## Stated goal
Scan the lines below for the string "qualità" and copy every one that has it.

## Source records
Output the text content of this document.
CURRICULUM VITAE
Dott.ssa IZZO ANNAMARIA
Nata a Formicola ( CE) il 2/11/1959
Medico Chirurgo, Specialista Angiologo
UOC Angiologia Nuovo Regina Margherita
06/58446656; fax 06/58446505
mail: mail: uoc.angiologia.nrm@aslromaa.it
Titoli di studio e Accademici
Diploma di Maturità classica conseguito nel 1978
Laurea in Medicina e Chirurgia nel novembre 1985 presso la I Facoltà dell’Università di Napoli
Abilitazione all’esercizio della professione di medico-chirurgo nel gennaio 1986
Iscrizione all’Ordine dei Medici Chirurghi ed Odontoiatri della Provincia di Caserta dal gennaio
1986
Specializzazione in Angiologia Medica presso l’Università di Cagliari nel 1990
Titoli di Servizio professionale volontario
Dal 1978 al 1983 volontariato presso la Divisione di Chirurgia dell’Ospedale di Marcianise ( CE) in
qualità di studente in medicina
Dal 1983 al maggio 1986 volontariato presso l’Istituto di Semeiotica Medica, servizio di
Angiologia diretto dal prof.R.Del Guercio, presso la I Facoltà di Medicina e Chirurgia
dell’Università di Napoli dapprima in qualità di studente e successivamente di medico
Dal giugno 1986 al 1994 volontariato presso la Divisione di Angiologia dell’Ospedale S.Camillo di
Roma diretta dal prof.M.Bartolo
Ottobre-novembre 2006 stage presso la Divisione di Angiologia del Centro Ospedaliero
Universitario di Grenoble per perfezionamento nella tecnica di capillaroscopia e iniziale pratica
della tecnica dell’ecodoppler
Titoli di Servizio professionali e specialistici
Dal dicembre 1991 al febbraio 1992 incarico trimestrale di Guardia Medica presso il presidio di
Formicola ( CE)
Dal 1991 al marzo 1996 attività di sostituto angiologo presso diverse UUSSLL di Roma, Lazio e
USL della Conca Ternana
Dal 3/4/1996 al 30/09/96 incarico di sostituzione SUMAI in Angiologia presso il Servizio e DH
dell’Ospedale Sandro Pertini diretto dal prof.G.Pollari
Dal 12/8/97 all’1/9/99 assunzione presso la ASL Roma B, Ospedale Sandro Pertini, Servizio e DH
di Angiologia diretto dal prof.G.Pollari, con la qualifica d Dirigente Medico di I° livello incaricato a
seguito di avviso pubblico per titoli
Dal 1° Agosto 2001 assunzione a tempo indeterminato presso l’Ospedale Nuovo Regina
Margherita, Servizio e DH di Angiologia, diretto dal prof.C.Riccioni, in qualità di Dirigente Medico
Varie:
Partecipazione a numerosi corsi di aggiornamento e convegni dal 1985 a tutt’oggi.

## Completed task
qualità di studente in medicina
dell’Università di Napoli dapprima in qualità di studente e successivamente di medico
Margherita, Servizio e DH di Angiologia, diretto dal prof.C.Riccioni, in qualità di Dirigente Medico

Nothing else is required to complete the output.